THE REQUEST -
Reproduce every one of the rows below word for word, leaving the pictures out of your answer.

— begin RECORDS FOR THE EXERCISE —

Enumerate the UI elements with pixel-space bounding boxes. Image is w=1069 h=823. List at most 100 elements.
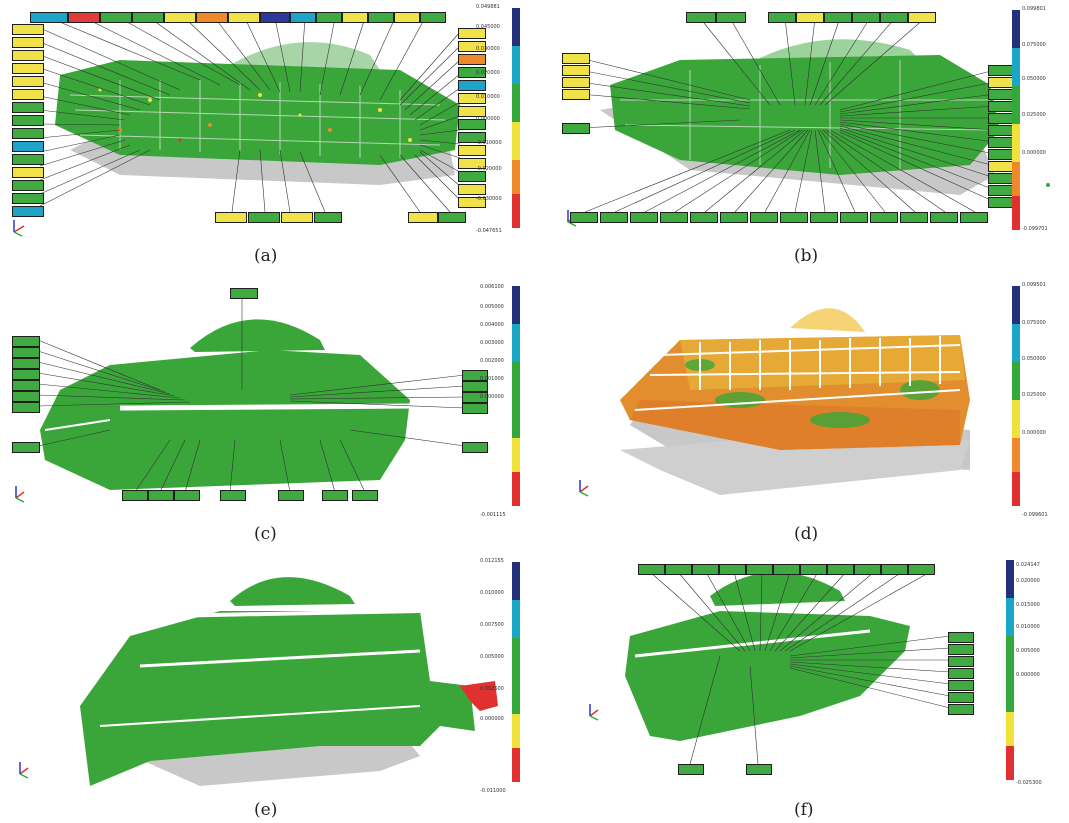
value-tag [12, 193, 44, 204]
hull-upper [680, 335, 965, 390]
scale-tick: 0.000000 [476, 116, 500, 122]
value-tag [12, 391, 40, 402]
value-tag [678, 764, 704, 775]
dome [790, 308, 865, 332]
value-tag [988, 197, 1014, 208]
value-tag [174, 490, 200, 501]
value-tag [988, 77, 1014, 88]
value-tag [800, 564, 827, 575]
leader-lines [37, 296, 466, 493]
panel-a-pointcloud [13, 17, 461, 237]
value-tag [881, 564, 908, 575]
hull-lower [630, 400, 960, 450]
color-scale-bar [512, 8, 520, 228]
caption-b: (b) [794, 246, 819, 266]
white-gap [99, 705, 421, 727]
value-tag [290, 12, 316, 23]
value-tag [12, 442, 40, 453]
value-tag [316, 12, 342, 23]
dome [190, 319, 325, 352]
value-tag [12, 180, 44, 191]
value-tag [322, 490, 348, 501]
value-tag [122, 490, 148, 501]
value-tag [600, 212, 628, 223]
value-tag [248, 212, 280, 223]
value-tag [773, 564, 800, 575]
value-tag [458, 67, 486, 78]
value-tag [132, 12, 164, 23]
speckle [1046, 183, 1050, 187]
value-tag [665, 564, 692, 575]
value-tag [988, 161, 1014, 172]
value-tag [988, 89, 1014, 100]
value-tag [570, 212, 598, 223]
scale-tick: 0.007500 [480, 622, 504, 628]
value-tag [988, 173, 1014, 184]
panel-b-pointcloud [567, 17, 1050, 227]
value-tag [228, 12, 260, 23]
value-tag [716, 12, 746, 23]
value-tag [690, 212, 718, 223]
value-tag [462, 392, 488, 403]
value-tag [988, 185, 1014, 196]
scale-tick: -0.020000 [476, 166, 502, 172]
scale-tick: 0.075000 [1022, 42, 1046, 48]
grid [634, 336, 961, 411]
value-tag [562, 89, 590, 100]
value-tag [12, 102, 44, 113]
shadow [620, 440, 970, 495]
value-tag [458, 54, 486, 65]
panel-b [540, 0, 1060, 240]
value-tag [930, 212, 958, 223]
scale-tick: 0.005000 [480, 304, 504, 310]
scale-tick: 0.000000 [1016, 672, 1040, 678]
white-gap [634, 629, 871, 658]
scale-tick: 0.005000 [480, 654, 504, 660]
scale-tick: -0.025300 [1016, 780, 1042, 786]
dome [760, 39, 920, 62]
value-tag [746, 564, 773, 575]
value-tag [458, 119, 486, 130]
value-tag [810, 212, 838, 223]
value-tag [719, 564, 746, 575]
caption-c: (c) [254, 524, 277, 544]
scale-tick: 0.003000 [480, 340, 504, 346]
scale-tick: 0.025000 [1022, 112, 1046, 118]
value-tag [948, 692, 974, 703]
value-tag [458, 197, 486, 208]
scale-tick: 0.045000 [476, 24, 500, 30]
value-tag [12, 154, 44, 165]
scale-tick: -0.030000 [476, 196, 502, 202]
value-tag [30, 12, 68, 23]
panel-c [0, 280, 520, 520]
scale-tick: -0.047651 [476, 228, 502, 234]
scale-tick: 0.020000 [476, 70, 500, 76]
value-tag [880, 12, 908, 23]
scale-tick: 0.010000 [480, 590, 504, 596]
value-tag [562, 65, 590, 76]
value-tag [854, 564, 881, 575]
caption-f: (f) [794, 800, 814, 820]
value-tag [12, 115, 44, 126]
value-tag [68, 12, 100, 23]
value-tag [368, 12, 394, 23]
panel-a [0, 0, 520, 240]
value-tag [438, 212, 466, 223]
scale-tick: 0.000000 [480, 394, 504, 400]
value-tag [660, 212, 688, 223]
value-tag [638, 564, 665, 575]
hull-body [610, 55, 1000, 175]
value-tag [458, 145, 486, 156]
panel-c-pointcloud [15, 296, 466, 503]
scale-tick: 0.004000 [480, 322, 504, 328]
hull-body [625, 611, 910, 741]
color-scale-bar [512, 286, 520, 506]
value-tag [458, 93, 486, 104]
value-tag [796, 12, 824, 23]
caption-d: (d) [794, 524, 819, 544]
value-tag [230, 288, 258, 299]
value-tag [988, 125, 1014, 136]
scale-tick: -0.099601 [1022, 512, 1048, 518]
value-tag [908, 564, 935, 575]
leader-lines [39, 17, 461, 213]
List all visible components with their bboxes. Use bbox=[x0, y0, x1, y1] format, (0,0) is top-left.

— end RECORDS FOR THE EXERCISE —

RESPONSE -
Enumerate the UI elements with pixel-space bounding boxes. Image is w=1069 h=823. List at most 100 elements.
value-tag [12, 193, 44, 204]
hull-upper [680, 335, 965, 390]
scale-tick: 0.000000 [476, 116, 500, 122]
value-tag [12, 391, 40, 402]
value-tag [678, 764, 704, 775]
dome [790, 308, 865, 332]
value-tag [988, 197, 1014, 208]
value-tag [174, 490, 200, 501]
value-tag [988, 77, 1014, 88]
value-tag [800, 564, 827, 575]
leader-lines [37, 296, 466, 493]
panel-a-pointcloud [13, 17, 461, 237]
value-tag [881, 564, 908, 575]
hull-lower [630, 400, 960, 450]
color-scale-bar [512, 8, 520, 228]
caption-b: (b) [794, 246, 819, 266]
white-gap [99, 705, 421, 727]
value-tag [290, 12, 316, 23]
value-tag [12, 442, 40, 453]
value-tag [316, 12, 342, 23]
dome [190, 319, 325, 352]
value-tag [12, 180, 44, 191]
value-tag [322, 490, 348, 501]
value-tag [122, 490, 148, 501]
value-tag [600, 212, 628, 223]
value-tag [248, 212, 280, 223]
value-tag [773, 564, 800, 575]
value-tag [458, 67, 486, 78]
value-tag [132, 12, 164, 23]
speckle [1046, 183, 1050, 187]
value-tag [665, 564, 692, 575]
value-tag [988, 161, 1014, 172]
value-tag [988, 89, 1014, 100]
value-tag [570, 212, 598, 223]
scale-tick: 0.007500 [480, 622, 504, 628]
value-tag [988, 173, 1014, 184]
panel-b-pointcloud [567, 17, 1050, 227]
value-tag [228, 12, 260, 23]
value-tag [716, 12, 746, 23]
value-tag [690, 212, 718, 223]
value-tag [462, 392, 488, 403]
value-tag [988, 185, 1014, 196]
scale-tick: -0.020000 [476, 166, 502, 172]
scale-tick: 0.075000 [1022, 42, 1046, 48]
grid [634, 336, 961, 411]
value-tag [562, 89, 590, 100]
value-tag [12, 102, 44, 113]
shadow [620, 440, 970, 495]
value-tag [458, 54, 486, 65]
panel-b [540, 0, 1060, 240]
value-tag [930, 212, 958, 223]
scale-tick: 0.005000 [480, 304, 504, 310]
scale-tick: 0.000000 [1016, 672, 1040, 678]
white-gap [634, 629, 871, 658]
scale-tick: 0.005000 [480, 654, 504, 660]
scale-tick: -0.025300 [1016, 780, 1042, 786]
dome [760, 39, 920, 62]
value-tag [746, 564, 773, 575]
value-tag [458, 119, 486, 130]
value-tag [810, 212, 838, 223]
value-tag [719, 564, 746, 575]
caption-c: (c) [254, 524, 277, 544]
scale-tick: 0.003000 [480, 340, 504, 346]
scale-tick: 0.025000 [1022, 112, 1046, 118]
value-tag [948, 692, 974, 703]
value-tag [458, 197, 486, 208]
scale-tick: 0.045000 [476, 24, 500, 30]
value-tag [12, 154, 44, 165]
scale-tick: -0.030000 [476, 196, 502, 202]
value-tag [30, 12, 68, 23]
panel-c [0, 280, 520, 520]
scale-tick: -0.047651 [476, 228, 502, 234]
scale-tick: 0.020000 [476, 70, 500, 76]
value-tag [880, 12, 908, 23]
scale-tick: 0.010000 [480, 590, 504, 596]
value-tag [562, 65, 590, 76]
value-tag [854, 564, 881, 575]
caption-f: (f) [794, 800, 814, 820]
value-tag [12, 115, 44, 126]
value-tag [68, 12, 100, 23]
value-tag [368, 12, 394, 23]
panel-a [0, 0, 520, 240]
value-tag [438, 212, 466, 223]
scale-tick: 0.000000 [480, 394, 504, 400]
value-tag [660, 212, 688, 223]
value-tag [638, 564, 665, 575]
hull-body [610, 55, 1000, 175]
value-tag [458, 145, 486, 156]
panel-c-pointcloud [15, 296, 466, 503]
scale-tick: 0.004000 [480, 322, 504, 328]
hull-body [625, 611, 910, 741]
color-scale-bar [512, 286, 520, 506]
value-tag [458, 93, 486, 104]
value-tag [796, 12, 824, 23]
caption-d: (d) [794, 524, 819, 544]
value-tag [230, 288, 258, 299]
value-tag [988, 125, 1014, 136]
scale-tick: -0.099601 [1022, 512, 1048, 518]
value-tag [908, 564, 935, 575]
leader-lines [39, 17, 461, 213]
List all visible components with their bboxes. Use bbox=[x0, y0, x1, y1] format, (0,0) is top-left.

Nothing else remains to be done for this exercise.